The task:
Locate the lines that hold the string "Theft". Copy every such line.

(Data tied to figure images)
▼
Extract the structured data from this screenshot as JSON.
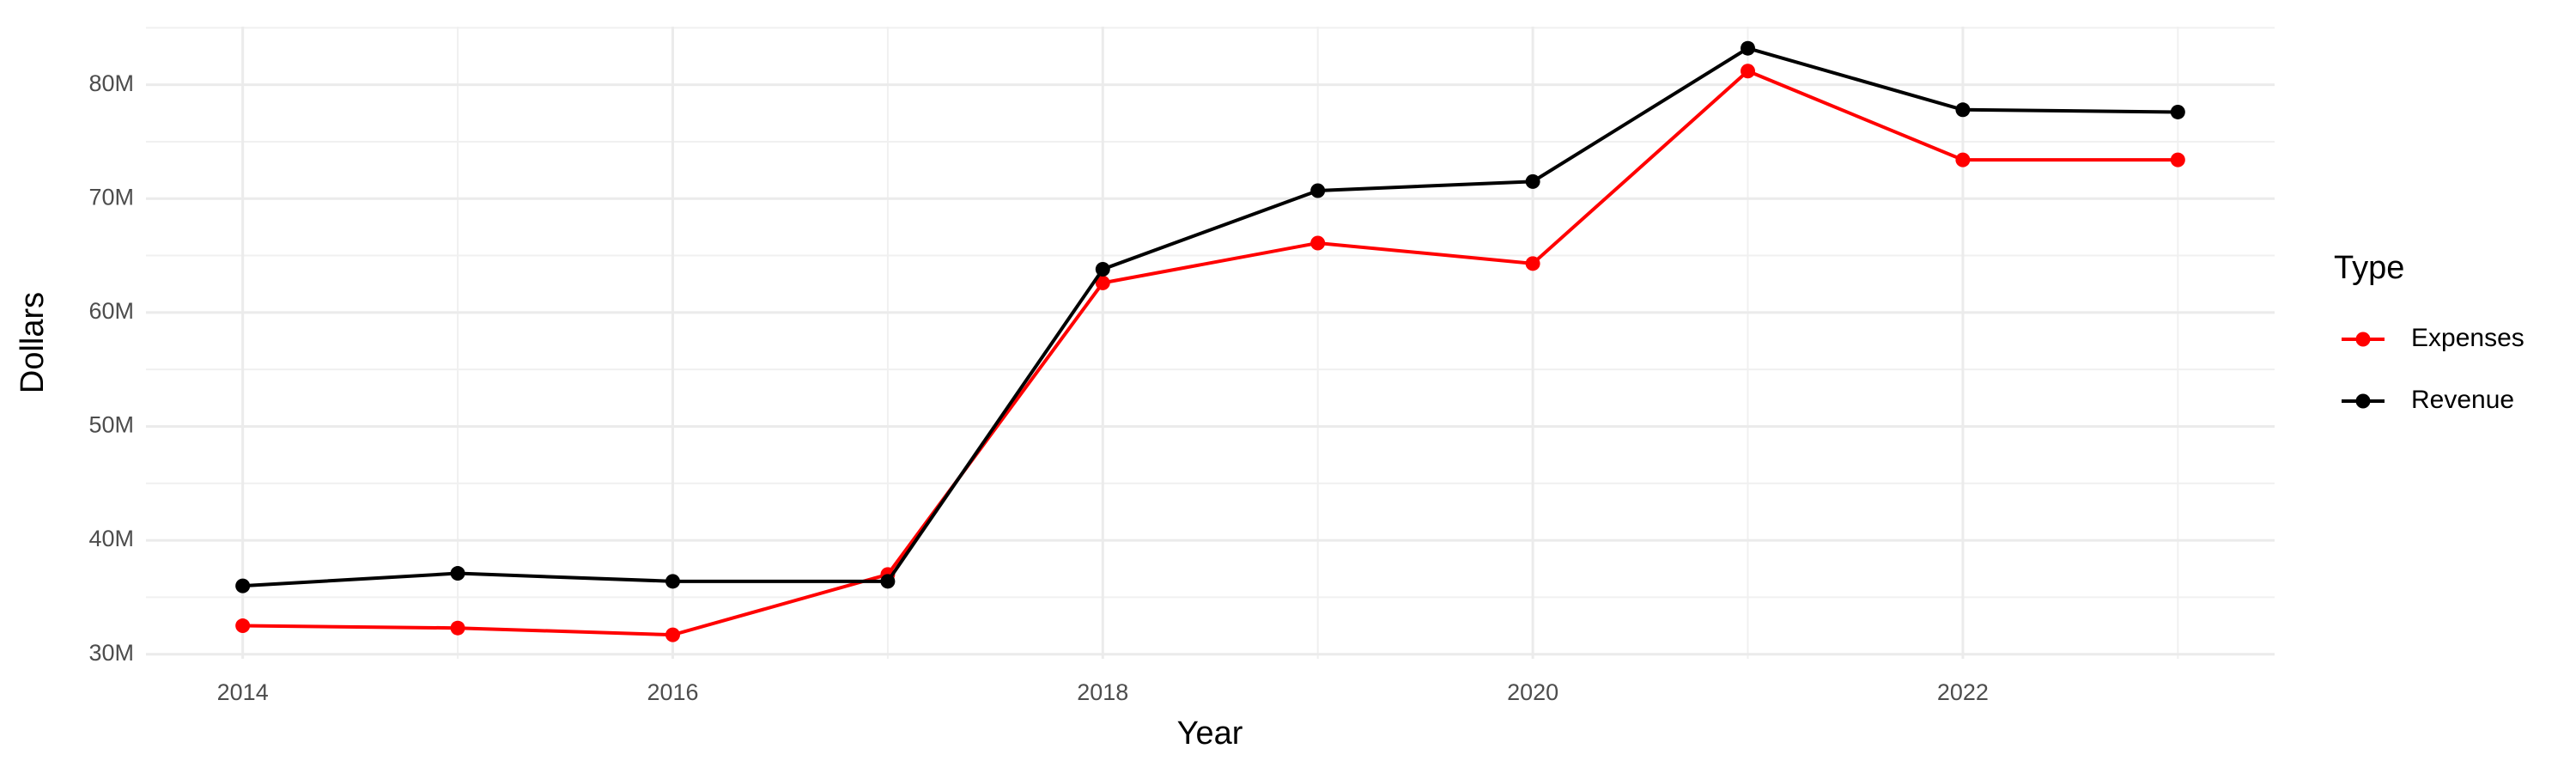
{
  "chart_data": {
    "type": "line",
    "x_label": "Year",
    "y_label": "Dollars",
    "x": [
      2014,
      2015,
      2016,
      2017,
      2018,
      2019,
      2020,
      2021,
      2022,
      2023
    ],
    "series": [
      {
        "name": "Expenses",
        "color": "#ff0000",
        "values": [
          32500000,
          32300000,
          31700000,
          37000000,
          62600000,
          66100000,
          64300000,
          81200000,
          73400000,
          73400000
        ]
      },
      {
        "name": "Revenue",
        "color": "#000000",
        "values": [
          36000000,
          37100000,
          36400000,
          36400000,
          63800000,
          70700000,
          71500000,
          83200000,
          77800000,
          77600000
        ]
      }
    ],
    "xlim": [
      2013.55,
      2023.45
    ],
    "xticks": [
      2014,
      2016,
      2018,
      2020,
      2022
    ],
    "ylim": [
      29600000,
      85100000
    ],
    "yticks": [
      {
        "value": 30000000,
        "label": "30M"
      },
      {
        "value": 40000000,
        "label": "40M"
      },
      {
        "value": 50000000,
        "label": "50M"
      },
      {
        "value": 60000000,
        "label": "60M"
      },
      {
        "value": 70000000,
        "label": "70M"
      },
      {
        "value": 80000000,
        "label": "80M"
      }
    ],
    "grid": true,
    "legend_title": "Type",
    "legend_position": "right"
  }
}
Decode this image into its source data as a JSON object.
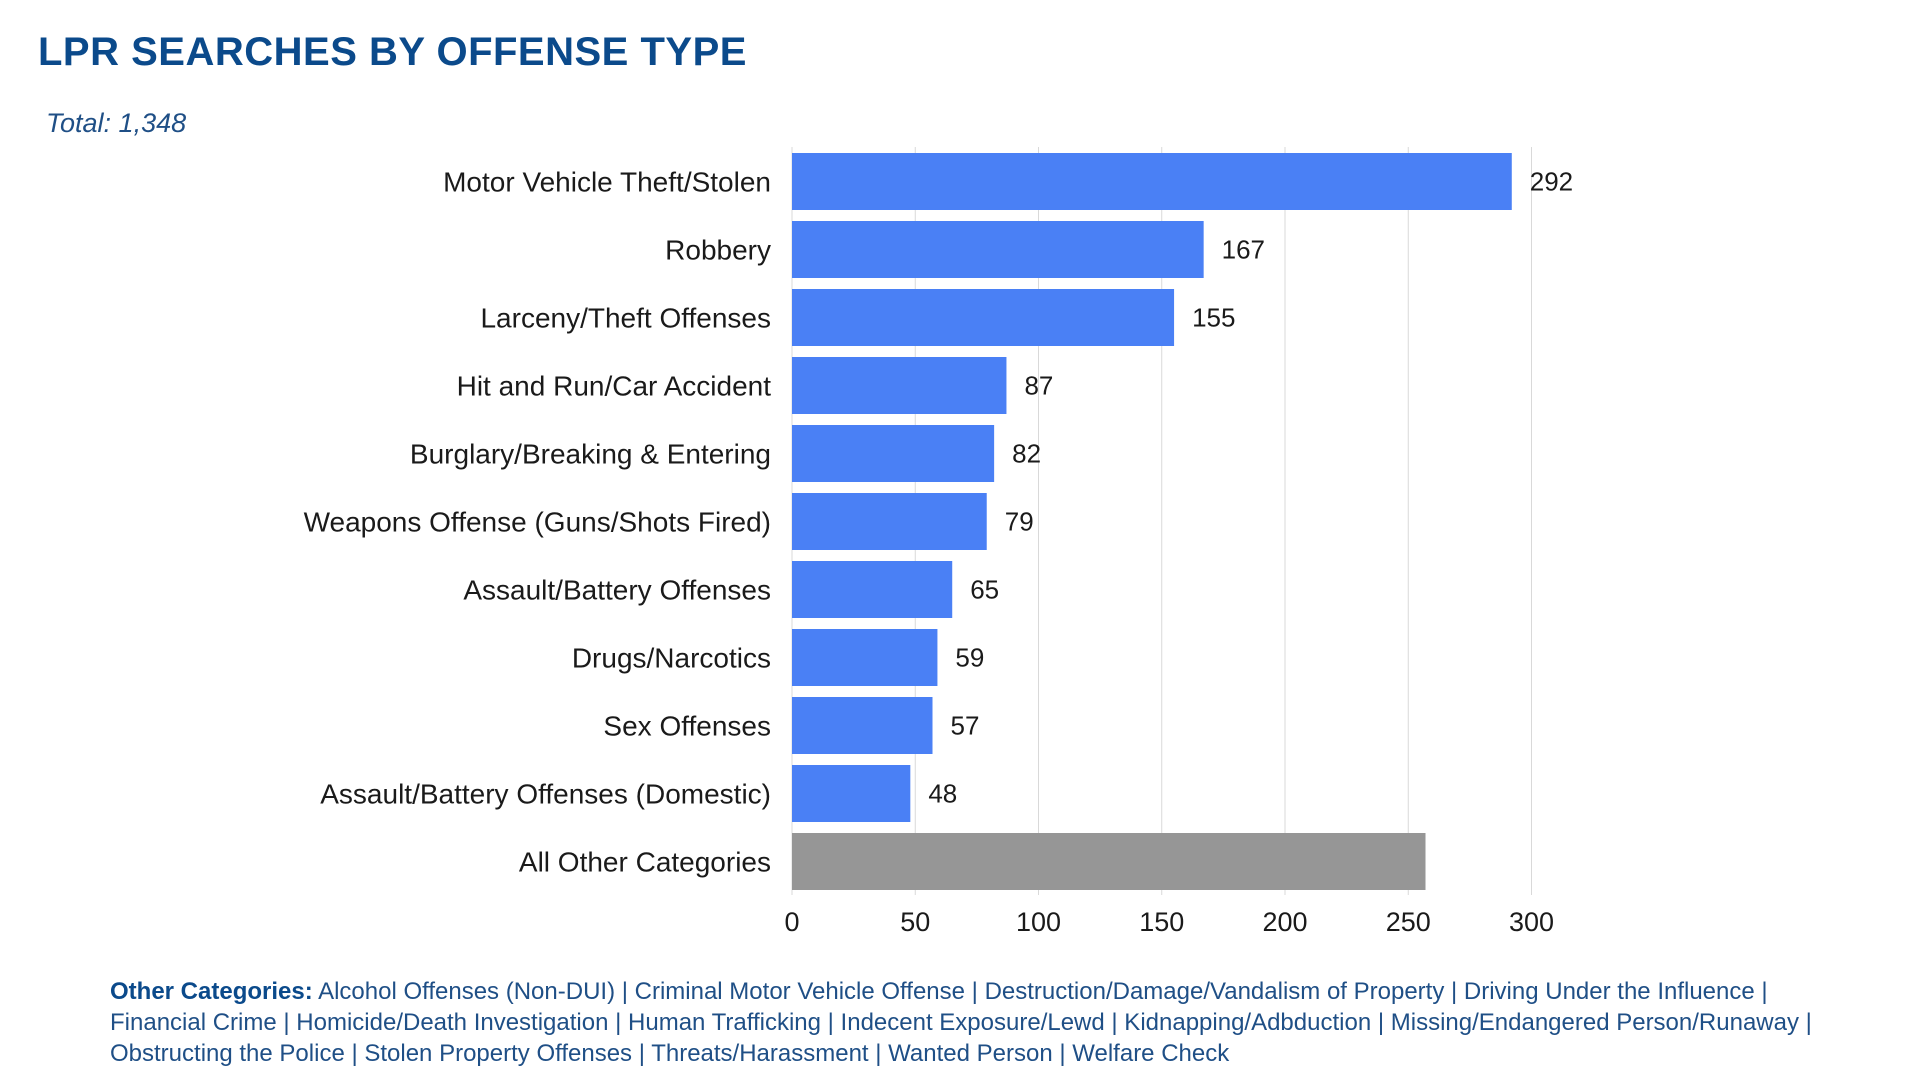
{
  "title": "LPR SEARCHES BY OFFENSE TYPE",
  "subtitle": "Total: 1,348",
  "colors": {
    "primary": "#4a80f5",
    "other": "#969696",
    "title": "#0b4a8b",
    "text": "#1a1a1a"
  },
  "chart_data": {
    "type": "bar",
    "orientation": "horizontal",
    "categories": [
      "Motor Vehicle Theft/Stolen",
      "Robbery",
      "Larceny/Theft Offenses",
      "Hit and Run/Car Accident",
      "Burglary/Breaking & Entering",
      "Weapons Offense (Guns/Shots Fired)",
      "Assault/Battery Offenses",
      "Drugs/Narcotics",
      "Sex Offenses",
      "Assault/Battery Offenses (Domestic)",
      "All Other Categories"
    ],
    "values": [
      292,
      167,
      155,
      87,
      82,
      79,
      65,
      59,
      57,
      48,
      257
    ],
    "data_labels": [
      "292",
      "167",
      "155",
      "87",
      "82",
      "79",
      "65",
      "59",
      "57",
      "48",
      ""
    ],
    "xticks": [
      "0",
      "50",
      "100",
      "150",
      "200",
      "250",
      "300"
    ],
    "xlim": [
      0,
      300
    ],
    "grid": "vertical",
    "legend": "none"
  },
  "footnote": {
    "label": "Other Categories:",
    "text": " Alcohol Offenses (Non-DUI) | Criminal Motor Vehicle Offense | Destruction/Damage/Vandalism of Property | Driving Under the Influence | Financial Crime | Homicide/Death Investigation | Human Trafficking | Indecent Exposure/Lewd | Kidnapping/Adbduction | Missing/Endangered Person/Runaway | Obstructing the Police | Stolen Property Offenses | Threats/Harassment | Wanted Person | Welfare Check"
  }
}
▲
Response to this task:
      "Motor Vehicle Theft/Stolen",
      "Larceny/Theft Offenses",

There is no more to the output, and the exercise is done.